_DIRECTIONS FOR THIS TASK_
Look through the listing and locate every line containing the word "ffffff"; copy those lines.

_INPUT MATERIAL_
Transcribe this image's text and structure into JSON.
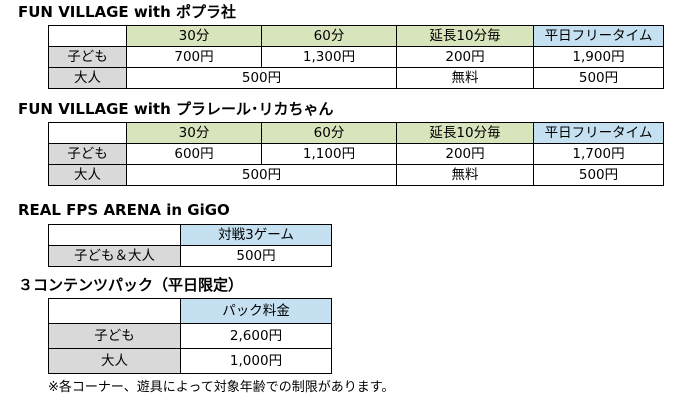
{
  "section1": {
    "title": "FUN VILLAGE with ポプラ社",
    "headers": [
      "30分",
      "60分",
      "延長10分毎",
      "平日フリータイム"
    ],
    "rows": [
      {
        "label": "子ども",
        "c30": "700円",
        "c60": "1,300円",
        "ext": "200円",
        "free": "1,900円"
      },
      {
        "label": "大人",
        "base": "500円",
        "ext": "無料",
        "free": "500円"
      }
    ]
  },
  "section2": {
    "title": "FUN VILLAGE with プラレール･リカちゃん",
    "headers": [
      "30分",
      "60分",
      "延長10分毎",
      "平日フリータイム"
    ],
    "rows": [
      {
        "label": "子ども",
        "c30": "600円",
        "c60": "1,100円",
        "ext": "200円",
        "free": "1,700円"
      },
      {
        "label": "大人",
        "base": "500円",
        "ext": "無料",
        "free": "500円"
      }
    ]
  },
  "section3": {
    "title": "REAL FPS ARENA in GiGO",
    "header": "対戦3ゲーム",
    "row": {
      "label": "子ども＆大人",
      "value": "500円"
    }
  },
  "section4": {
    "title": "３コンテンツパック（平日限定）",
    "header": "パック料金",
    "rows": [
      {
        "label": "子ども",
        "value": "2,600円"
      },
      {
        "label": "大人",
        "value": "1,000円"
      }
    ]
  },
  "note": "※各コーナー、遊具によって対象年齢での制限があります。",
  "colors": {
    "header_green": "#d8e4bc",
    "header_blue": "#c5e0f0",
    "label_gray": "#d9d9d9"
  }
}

* * *

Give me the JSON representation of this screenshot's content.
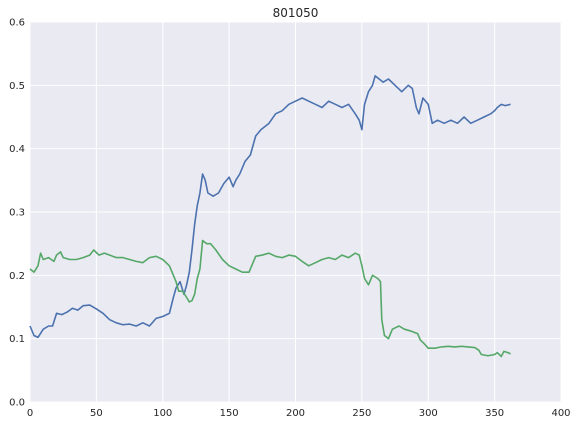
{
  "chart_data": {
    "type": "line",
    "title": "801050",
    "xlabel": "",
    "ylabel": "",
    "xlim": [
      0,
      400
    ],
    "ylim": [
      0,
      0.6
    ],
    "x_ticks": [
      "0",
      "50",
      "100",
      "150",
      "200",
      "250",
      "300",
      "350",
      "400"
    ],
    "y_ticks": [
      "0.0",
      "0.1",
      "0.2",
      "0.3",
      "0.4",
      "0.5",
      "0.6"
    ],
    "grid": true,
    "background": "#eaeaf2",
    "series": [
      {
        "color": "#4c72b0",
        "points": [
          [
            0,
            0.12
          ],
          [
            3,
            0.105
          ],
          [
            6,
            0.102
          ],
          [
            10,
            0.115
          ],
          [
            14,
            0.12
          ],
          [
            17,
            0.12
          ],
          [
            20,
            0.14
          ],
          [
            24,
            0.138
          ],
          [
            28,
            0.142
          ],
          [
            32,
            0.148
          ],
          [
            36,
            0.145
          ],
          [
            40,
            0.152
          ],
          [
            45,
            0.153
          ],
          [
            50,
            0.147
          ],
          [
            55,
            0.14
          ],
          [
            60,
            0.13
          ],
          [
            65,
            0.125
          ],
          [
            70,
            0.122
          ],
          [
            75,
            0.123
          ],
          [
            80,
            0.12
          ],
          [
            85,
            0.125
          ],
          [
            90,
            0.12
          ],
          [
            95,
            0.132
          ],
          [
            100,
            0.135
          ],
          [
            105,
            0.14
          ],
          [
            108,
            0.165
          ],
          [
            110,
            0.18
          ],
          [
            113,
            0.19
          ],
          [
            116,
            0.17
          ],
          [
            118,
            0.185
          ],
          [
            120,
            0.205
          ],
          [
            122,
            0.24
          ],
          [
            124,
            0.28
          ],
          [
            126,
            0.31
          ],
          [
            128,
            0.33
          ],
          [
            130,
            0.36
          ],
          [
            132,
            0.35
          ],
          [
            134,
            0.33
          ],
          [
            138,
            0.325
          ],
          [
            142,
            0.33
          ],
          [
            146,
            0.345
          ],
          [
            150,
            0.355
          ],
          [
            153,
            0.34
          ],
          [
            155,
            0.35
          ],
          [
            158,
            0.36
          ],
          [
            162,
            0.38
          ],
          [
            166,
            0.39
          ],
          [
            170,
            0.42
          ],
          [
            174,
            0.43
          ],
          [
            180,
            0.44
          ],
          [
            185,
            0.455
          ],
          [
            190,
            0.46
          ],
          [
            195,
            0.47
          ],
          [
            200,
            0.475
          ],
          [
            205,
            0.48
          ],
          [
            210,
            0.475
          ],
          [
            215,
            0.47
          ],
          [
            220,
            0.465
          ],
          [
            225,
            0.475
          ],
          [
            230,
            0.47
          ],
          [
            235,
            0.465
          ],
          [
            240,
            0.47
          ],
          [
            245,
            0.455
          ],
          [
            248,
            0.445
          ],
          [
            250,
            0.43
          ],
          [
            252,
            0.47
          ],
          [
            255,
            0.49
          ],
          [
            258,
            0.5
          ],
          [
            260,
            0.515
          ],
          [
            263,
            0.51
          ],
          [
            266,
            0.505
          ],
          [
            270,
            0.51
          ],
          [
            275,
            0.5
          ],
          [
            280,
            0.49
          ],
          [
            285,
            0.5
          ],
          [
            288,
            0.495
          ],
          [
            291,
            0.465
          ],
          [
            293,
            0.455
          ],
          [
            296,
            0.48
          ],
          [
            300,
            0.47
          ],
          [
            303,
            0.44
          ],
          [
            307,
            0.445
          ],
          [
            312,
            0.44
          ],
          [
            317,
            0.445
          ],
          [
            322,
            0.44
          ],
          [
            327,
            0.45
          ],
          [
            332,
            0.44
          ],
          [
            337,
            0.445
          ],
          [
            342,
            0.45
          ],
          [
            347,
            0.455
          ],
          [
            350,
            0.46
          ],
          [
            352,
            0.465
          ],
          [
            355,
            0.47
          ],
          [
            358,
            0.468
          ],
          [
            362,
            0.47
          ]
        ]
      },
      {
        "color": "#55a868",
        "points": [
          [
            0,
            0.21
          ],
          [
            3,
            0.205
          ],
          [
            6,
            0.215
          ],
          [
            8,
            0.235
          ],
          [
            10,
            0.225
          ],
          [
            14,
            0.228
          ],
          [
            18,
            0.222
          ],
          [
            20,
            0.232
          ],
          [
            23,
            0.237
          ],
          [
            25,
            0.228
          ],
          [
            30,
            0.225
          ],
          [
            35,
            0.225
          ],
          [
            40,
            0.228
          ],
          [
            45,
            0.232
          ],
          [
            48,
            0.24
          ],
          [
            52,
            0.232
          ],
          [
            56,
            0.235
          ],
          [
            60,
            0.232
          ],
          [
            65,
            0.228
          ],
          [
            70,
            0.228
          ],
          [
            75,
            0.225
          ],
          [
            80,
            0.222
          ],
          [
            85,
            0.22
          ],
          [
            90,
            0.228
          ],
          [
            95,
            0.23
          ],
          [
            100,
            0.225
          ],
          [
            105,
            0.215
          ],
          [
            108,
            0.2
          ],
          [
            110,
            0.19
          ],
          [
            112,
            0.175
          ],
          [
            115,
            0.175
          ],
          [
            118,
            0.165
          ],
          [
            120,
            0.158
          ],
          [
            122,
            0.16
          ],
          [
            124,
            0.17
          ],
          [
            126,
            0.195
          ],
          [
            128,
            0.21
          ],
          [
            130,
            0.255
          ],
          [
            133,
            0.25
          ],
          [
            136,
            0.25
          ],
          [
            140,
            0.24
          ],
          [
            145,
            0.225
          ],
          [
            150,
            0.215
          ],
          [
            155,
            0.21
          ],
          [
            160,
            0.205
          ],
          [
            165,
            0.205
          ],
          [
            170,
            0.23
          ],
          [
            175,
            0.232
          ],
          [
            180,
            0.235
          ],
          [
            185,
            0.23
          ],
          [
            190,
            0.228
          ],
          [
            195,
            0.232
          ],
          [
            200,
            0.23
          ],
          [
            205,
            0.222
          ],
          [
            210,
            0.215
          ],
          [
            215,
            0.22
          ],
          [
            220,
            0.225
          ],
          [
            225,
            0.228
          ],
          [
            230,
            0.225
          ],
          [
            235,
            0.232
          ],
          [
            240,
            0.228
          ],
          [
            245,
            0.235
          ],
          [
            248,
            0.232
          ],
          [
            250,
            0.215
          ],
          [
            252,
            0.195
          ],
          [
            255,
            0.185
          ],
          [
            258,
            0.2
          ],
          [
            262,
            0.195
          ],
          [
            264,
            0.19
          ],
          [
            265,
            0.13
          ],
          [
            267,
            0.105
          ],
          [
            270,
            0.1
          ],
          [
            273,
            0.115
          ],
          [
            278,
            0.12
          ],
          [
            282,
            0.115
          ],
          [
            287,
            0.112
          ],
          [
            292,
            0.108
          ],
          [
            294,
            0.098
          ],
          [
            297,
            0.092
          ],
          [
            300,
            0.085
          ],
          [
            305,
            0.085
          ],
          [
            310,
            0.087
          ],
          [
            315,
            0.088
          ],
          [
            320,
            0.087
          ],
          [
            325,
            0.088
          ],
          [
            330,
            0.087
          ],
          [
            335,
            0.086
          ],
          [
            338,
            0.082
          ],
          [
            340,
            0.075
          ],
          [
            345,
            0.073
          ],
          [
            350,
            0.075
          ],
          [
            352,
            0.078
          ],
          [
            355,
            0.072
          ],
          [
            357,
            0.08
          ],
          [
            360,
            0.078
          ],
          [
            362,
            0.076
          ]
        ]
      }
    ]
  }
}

--

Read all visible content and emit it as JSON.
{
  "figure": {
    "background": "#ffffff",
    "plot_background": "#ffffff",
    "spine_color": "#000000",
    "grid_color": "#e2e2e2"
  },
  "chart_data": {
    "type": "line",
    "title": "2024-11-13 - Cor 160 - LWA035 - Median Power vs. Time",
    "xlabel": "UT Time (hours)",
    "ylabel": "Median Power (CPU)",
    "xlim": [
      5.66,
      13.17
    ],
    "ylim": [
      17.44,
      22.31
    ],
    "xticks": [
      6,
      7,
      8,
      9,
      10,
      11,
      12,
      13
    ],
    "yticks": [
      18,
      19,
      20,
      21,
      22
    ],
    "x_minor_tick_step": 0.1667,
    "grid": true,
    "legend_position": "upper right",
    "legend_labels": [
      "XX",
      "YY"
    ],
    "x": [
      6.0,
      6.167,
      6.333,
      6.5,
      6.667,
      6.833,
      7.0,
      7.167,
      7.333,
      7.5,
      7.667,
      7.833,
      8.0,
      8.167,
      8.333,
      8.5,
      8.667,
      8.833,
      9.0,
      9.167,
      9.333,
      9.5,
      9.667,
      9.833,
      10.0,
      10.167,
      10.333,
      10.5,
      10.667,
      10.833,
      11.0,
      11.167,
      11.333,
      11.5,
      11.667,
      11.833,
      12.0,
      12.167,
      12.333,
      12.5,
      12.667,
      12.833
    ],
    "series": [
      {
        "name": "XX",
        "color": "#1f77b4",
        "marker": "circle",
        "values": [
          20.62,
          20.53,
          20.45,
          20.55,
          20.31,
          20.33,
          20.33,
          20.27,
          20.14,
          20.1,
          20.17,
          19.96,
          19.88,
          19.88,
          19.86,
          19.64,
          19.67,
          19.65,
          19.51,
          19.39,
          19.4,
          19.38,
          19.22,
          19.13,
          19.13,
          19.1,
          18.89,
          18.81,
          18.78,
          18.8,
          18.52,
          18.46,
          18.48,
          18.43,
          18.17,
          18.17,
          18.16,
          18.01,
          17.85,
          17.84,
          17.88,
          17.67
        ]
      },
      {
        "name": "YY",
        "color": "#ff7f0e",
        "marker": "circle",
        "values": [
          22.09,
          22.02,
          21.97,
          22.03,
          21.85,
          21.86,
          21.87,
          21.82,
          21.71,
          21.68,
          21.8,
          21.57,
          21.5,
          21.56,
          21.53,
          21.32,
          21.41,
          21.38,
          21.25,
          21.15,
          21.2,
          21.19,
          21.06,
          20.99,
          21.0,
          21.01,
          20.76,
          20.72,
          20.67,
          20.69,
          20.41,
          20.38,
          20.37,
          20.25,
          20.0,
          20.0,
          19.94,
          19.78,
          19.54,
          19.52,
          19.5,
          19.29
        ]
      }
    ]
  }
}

_REPLY_
    "background": "#ffffff",
    "plot_background": "#ffffff",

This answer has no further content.